[Start Exercise inputs]

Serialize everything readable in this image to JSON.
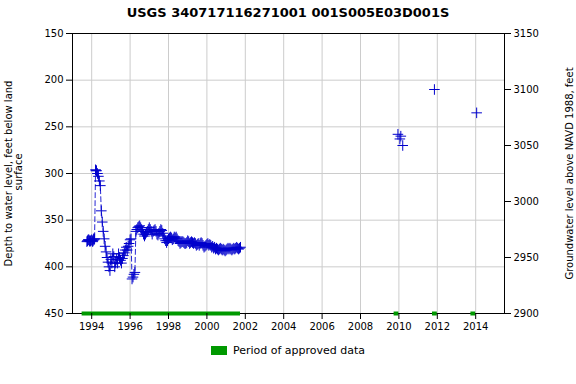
{
  "chart_data": {
    "type": "line",
    "title": "USGS 340717116271001 001S005E03D001S",
    "ylabel": "Depth to water level, feet below land\n surface",
    "y2label": "Groundwater level above NAVD 1988, feet",
    "xlim": [
      1993.0,
      2015.5
    ],
    "xticks": [
      1994,
      1996,
      1998,
      2000,
      2002,
      2004,
      2006,
      2008,
      2010,
      2012,
      2014
    ],
    "ylim": [
      450,
      150
    ],
    "yticks": [
      150,
      200,
      250,
      300,
      350,
      400,
      450
    ],
    "y2lim": [
      2900,
      3150
    ],
    "y2ticks": [
      2900,
      2950,
      3000,
      3050,
      3100,
      3150
    ],
    "grid": true,
    "legend": "bottom",
    "series": [
      {
        "type": "line",
        "color": "#0000cc",
        "line_style": "dashed",
        "marker": "plus",
        "x": [
          1993.75,
          1993.78,
          1993.82,
          1993.85,
          1993.88,
          1993.91,
          1993.94,
          1994.0,
          1994.02,
          1994.05,
          1994.07,
          1994.1,
          1994.12,
          1994.15,
          1994.2,
          1994.22,
          1994.25,
          1994.3,
          1994.35,
          1994.4,
          1994.45,
          1994.5,
          1994.55,
          1994.6,
          1994.65,
          1994.7,
          1994.75,
          1994.8,
          1994.85,
          1994.9,
          1994.95,
          1995.0,
          1995.05,
          1995.1,
          1995.15,
          1995.2,
          1995.25,
          1995.3,
          1995.35,
          1995.4,
          1995.45,
          1995.5,
          1995.55,
          1995.6,
          1995.65,
          1995.7,
          1995.75,
          1995.8,
          1995.85,
          1995.9,
          1995.95,
          1996.0,
          1996.05,
          1996.1,
          1996.15,
          1996.2,
          1996.25,
          1996.3,
          1996.35,
          1996.4,
          1996.45,
          1996.5,
          1996.55,
          1996.6,
          1996.65,
          1996.7,
          1996.75,
          1996.8,
          1996.85,
          1996.9,
          1996.95,
          1997.0,
          1997.05,
          1997.1,
          1997.15,
          1997.2,
          1997.25,
          1997.3,
          1997.35,
          1997.4,
          1997.45,
          1997.5,
          1997.55,
          1997.6,
          1997.65,
          1997.7,
          1997.75,
          1997.8,
          1997.85,
          1997.9,
          1997.95,
          1998.0,
          1998.05,
          1998.1,
          1998.15,
          1998.2,
          1998.25,
          1998.3,
          1998.35,
          1998.4,
          1998.45,
          1998.5,
          1998.55,
          1998.6,
          1998.65,
          1998.7,
          1998.75,
          1998.8,
          1998.85,
          1998.9,
          1998.95,
          1999.0,
          1999.05,
          1999.1,
          1999.15,
          1999.2,
          1999.25,
          1999.3,
          1999.35,
          1999.4,
          1999.45,
          1999.5,
          1999.55,
          1999.6,
          1999.65,
          1999.7,
          1999.75,
          1999.8,
          1999.85,
          1999.9,
          1999.95,
          2000.0,
          2000.05,
          2000.1,
          2000.15,
          2000.2,
          2000.25,
          2000.3,
          2000.35,
          2000.4,
          2000.45,
          2000.5,
          2000.55,
          2000.6,
          2000.65,
          2000.7,
          2000.75,
          2000.8,
          2000.85,
          2000.9,
          2000.95,
          2001.0,
          2001.05,
          2001.1,
          2001.15,
          2001.2,
          2001.25,
          2001.3,
          2001.35,
          2001.4,
          2001.45,
          2001.5,
          2001.55,
          2001.6,
          2001.65,
          2001.7,
          2001.75
        ],
        "values": [
          373,
          372,
          371,
          371,
          372,
          373,
          372,
          371,
          372,
          373,
          372,
          370,
          371,
          370,
          296,
          297,
          297,
          300,
          303,
          308,
          313,
          340,
          352,
          362,
          370,
          378,
          384,
          390,
          395,
          400,
          404,
          392,
          396,
          386,
          389,
          400,
          396,
          392,
          396,
          386,
          390,
          393,
          396,
          391,
          388,
          385,
          382,
          379,
          382,
          378,
          375,
          371,
          370,
          413,
          411,
          408,
          406,
          362,
          360,
          358,
          357,
          356,
          358,
          360,
          362,
          365,
          367,
          365,
          363,
          362,
          360,
          358,
          360,
          362,
          365,
          362,
          361,
          360,
          362,
          365,
          366,
          364,
          362,
          360,
          361,
          364,
          367,
          370,
          372,
          374,
          372,
          370,
          369,
          368,
          369,
          371,
          370,
          368,
          369,
          368,
          370,
          372,
          373,
          375,
          374,
          373,
          373,
          374,
          375,
          375,
          374,
          372,
          373,
          375,
          374,
          373,
          374,
          375,
          374,
          375,
          377,
          376,
          375,
          377,
          375,
          374,
          375,
          377,
          379,
          378,
          377,
          376,
          375,
          377,
          376,
          377,
          379,
          378,
          380,
          379,
          381,
          380,
          381,
          382,
          381,
          380,
          381,
          382,
          381,
          382,
          383,
          382,
          381,
          380,
          381,
          380,
          381,
          382,
          381,
          380,
          381,
          380,
          379,
          380,
          381,
          380,
          379
        ]
      },
      {
        "type": "scatter",
        "color": "#0000cc",
        "marker": "plus",
        "x": [
          2009.95,
          2010.05,
          2010.1,
          2010.2,
          2011.85,
          2014.05
        ],
        "values": [
          258,
          263,
          260,
          270,
          210,
          235
        ]
      },
      {
        "name": "Period of approved data",
        "type": "span",
        "color": "#009900",
        "periods": [
          [
            1993.5,
            2001.75
          ],
          [
            2009.75,
            2010.0
          ],
          [
            2011.75,
            2012.0
          ],
          [
            2013.75,
            2014.0
          ]
        ],
        "values": [
          450,
          450,
          450,
          450
        ]
      }
    ]
  }
}
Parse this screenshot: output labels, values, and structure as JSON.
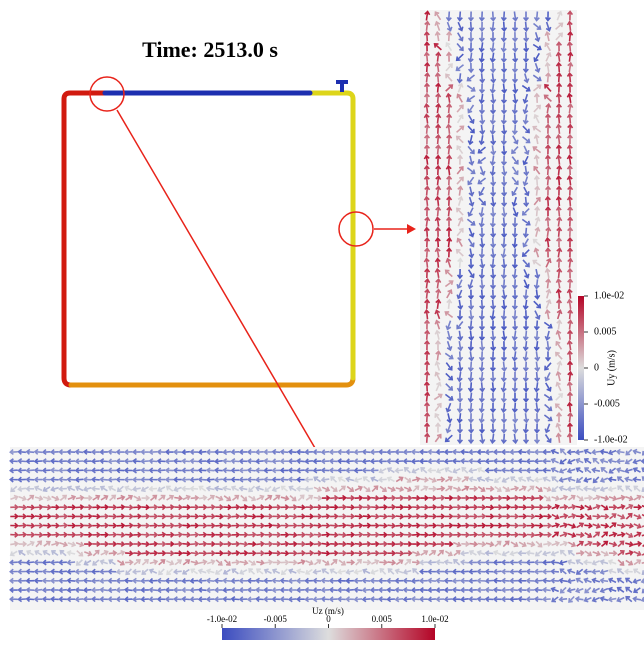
{
  "title": "Time: 2513.0 s",
  "colorbar_y": {
    "label": "Uy (m/s)",
    "ticks": [
      {
        "value": 0.01,
        "label": "1.0e-02"
      },
      0.005,
      0,
      -0.005,
      {
        "value": -0.01,
        "label": "-1.0e-02"
      }
    ]
  },
  "colorbar_z": {
    "label": "Uz (m/s)",
    "ticks": [
      {
        "value": -0.01,
        "label": "-1.0e-02"
      },
      -0.005,
      0,
      0.005,
      {
        "value": 0.01,
        "label": "1.0e-02"
      }
    ]
  }
}
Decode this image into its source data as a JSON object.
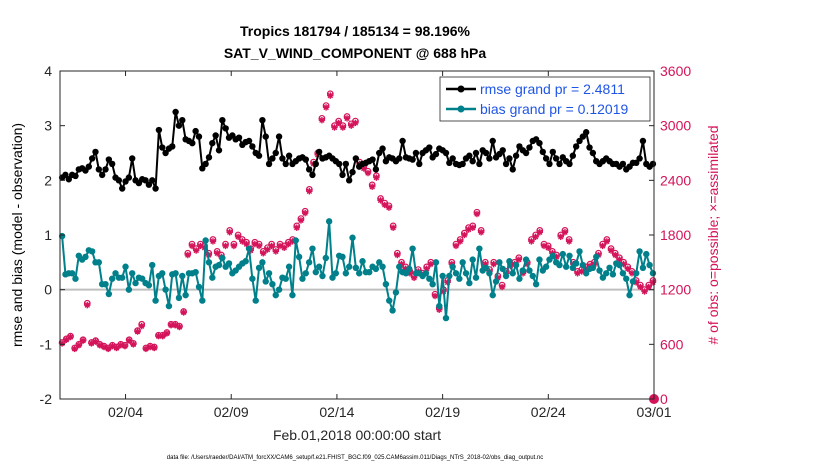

[End Exercise inputs]

- Written problem:
Indicate how many lines of the material include the word "title"; the number alone is required.

- Result below:
2